#### Information provided

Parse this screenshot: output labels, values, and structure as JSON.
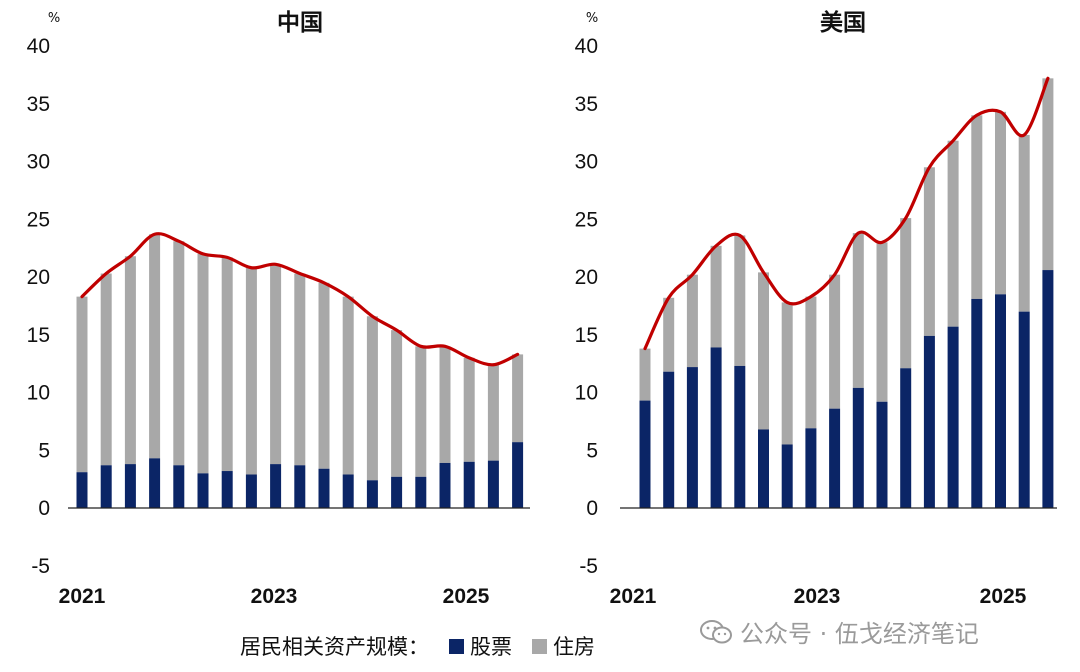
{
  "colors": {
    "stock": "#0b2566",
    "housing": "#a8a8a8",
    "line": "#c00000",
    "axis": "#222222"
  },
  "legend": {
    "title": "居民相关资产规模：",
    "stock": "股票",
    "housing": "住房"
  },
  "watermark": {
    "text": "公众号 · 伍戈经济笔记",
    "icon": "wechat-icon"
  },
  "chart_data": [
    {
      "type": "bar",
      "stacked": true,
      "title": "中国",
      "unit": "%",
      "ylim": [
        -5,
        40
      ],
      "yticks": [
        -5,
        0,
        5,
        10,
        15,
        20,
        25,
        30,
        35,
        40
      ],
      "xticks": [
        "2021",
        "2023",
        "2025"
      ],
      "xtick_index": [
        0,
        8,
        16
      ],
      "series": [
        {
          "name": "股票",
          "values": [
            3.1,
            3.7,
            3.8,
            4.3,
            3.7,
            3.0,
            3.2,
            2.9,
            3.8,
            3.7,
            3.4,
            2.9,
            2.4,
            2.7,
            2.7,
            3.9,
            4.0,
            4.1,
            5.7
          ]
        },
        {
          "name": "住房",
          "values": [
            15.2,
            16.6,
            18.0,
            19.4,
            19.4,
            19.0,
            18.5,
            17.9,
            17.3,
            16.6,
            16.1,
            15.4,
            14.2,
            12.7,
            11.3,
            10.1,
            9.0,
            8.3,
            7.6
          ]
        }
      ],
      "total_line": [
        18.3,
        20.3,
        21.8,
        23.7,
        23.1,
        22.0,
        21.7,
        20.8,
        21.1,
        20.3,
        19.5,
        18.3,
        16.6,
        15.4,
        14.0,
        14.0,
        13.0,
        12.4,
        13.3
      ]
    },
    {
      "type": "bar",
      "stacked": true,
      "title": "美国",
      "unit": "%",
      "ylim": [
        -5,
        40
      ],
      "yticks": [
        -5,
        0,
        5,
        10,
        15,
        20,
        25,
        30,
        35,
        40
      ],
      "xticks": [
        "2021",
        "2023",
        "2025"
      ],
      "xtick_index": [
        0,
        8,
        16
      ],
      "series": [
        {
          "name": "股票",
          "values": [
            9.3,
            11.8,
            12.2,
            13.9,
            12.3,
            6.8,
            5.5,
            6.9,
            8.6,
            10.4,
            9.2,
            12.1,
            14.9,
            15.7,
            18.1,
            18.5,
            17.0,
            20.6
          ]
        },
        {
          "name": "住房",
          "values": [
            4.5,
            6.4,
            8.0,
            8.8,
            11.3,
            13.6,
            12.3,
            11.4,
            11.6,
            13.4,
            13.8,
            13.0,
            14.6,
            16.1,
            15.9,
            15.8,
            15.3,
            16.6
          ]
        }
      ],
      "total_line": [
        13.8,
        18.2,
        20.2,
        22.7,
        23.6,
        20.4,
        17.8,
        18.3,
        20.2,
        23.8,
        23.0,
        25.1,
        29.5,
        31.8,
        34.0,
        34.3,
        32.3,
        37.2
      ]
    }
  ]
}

########
#### Information provided

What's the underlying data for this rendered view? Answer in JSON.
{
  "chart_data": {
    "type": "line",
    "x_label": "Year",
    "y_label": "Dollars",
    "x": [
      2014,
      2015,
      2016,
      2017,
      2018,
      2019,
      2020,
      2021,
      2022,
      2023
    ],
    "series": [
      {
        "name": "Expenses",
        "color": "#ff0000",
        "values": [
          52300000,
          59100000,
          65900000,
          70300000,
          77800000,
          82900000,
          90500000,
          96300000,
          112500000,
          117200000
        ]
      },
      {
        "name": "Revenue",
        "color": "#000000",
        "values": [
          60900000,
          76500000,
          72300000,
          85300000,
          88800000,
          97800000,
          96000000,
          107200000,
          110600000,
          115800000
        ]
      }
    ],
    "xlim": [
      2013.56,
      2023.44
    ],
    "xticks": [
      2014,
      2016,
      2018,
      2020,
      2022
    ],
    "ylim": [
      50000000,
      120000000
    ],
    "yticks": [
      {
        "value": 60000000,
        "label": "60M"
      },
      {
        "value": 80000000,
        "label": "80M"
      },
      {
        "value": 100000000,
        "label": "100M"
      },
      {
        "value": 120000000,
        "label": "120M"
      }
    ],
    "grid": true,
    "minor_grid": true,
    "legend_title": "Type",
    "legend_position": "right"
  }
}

########
#### Information provided

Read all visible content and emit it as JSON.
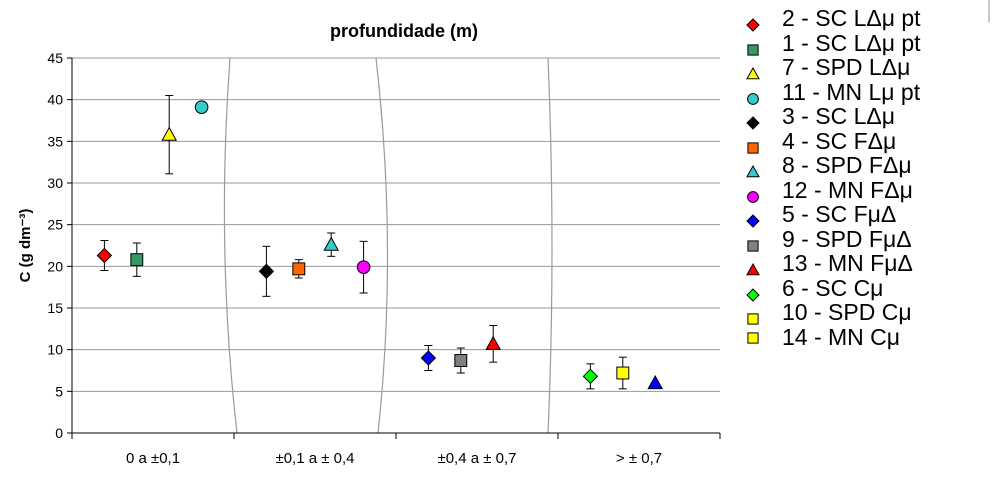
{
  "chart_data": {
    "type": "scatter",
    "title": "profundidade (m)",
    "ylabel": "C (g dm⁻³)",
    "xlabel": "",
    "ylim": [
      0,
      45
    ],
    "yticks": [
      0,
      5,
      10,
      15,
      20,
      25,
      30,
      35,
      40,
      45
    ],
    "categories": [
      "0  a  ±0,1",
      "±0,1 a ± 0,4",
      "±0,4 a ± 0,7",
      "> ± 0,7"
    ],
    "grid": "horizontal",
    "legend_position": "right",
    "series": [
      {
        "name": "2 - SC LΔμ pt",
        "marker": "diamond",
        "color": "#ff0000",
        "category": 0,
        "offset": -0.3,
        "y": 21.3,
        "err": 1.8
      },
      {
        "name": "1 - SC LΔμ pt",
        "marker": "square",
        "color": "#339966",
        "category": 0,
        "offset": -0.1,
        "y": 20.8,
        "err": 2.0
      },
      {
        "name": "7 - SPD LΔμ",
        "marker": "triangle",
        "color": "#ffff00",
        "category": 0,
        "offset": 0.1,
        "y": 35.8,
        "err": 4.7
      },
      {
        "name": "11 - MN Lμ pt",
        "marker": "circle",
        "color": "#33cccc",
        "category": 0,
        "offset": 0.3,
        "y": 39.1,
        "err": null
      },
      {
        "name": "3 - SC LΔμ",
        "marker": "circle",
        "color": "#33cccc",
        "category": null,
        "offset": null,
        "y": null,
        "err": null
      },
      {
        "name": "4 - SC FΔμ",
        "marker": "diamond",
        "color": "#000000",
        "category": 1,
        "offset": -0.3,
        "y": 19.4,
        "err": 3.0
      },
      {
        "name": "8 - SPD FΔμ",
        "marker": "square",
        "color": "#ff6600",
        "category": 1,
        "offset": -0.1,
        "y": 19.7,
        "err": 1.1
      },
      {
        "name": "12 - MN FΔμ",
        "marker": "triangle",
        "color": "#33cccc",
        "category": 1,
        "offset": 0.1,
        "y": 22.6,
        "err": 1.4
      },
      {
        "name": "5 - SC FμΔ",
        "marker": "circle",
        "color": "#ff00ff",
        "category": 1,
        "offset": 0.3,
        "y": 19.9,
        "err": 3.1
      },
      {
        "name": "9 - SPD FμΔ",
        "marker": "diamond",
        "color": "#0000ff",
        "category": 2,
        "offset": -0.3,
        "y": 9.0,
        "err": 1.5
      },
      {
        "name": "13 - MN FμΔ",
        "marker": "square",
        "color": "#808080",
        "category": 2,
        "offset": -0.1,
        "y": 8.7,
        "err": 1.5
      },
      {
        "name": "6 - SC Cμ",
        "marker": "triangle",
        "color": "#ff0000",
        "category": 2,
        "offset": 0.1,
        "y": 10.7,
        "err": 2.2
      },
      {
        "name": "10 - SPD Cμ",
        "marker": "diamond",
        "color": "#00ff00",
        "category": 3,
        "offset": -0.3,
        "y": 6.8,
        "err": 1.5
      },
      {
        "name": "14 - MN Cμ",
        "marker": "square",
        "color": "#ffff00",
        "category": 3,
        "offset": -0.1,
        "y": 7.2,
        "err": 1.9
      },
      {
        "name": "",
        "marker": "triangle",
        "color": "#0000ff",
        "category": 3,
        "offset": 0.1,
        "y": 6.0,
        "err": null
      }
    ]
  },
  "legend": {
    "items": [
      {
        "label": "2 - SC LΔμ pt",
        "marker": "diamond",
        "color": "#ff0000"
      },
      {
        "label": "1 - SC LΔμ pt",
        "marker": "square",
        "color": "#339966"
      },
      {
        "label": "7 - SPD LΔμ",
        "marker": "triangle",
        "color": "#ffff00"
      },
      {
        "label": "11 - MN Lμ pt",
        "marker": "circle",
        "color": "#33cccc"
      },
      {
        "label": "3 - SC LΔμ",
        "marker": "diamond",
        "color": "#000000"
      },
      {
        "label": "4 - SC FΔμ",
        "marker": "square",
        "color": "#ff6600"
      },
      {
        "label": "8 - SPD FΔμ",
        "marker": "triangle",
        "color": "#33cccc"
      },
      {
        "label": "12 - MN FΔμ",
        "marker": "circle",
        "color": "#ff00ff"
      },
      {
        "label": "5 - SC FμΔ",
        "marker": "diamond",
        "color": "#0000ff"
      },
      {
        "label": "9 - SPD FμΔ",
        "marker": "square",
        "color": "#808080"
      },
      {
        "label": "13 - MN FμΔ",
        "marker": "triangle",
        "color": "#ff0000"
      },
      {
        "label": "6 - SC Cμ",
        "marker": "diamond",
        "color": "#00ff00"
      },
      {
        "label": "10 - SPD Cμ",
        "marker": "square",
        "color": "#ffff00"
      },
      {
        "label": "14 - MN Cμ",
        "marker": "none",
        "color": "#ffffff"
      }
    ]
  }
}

########

* [Short problem]
Check each line of the data above for the string "true" and report only how many lines have it.

* [Answer below]
4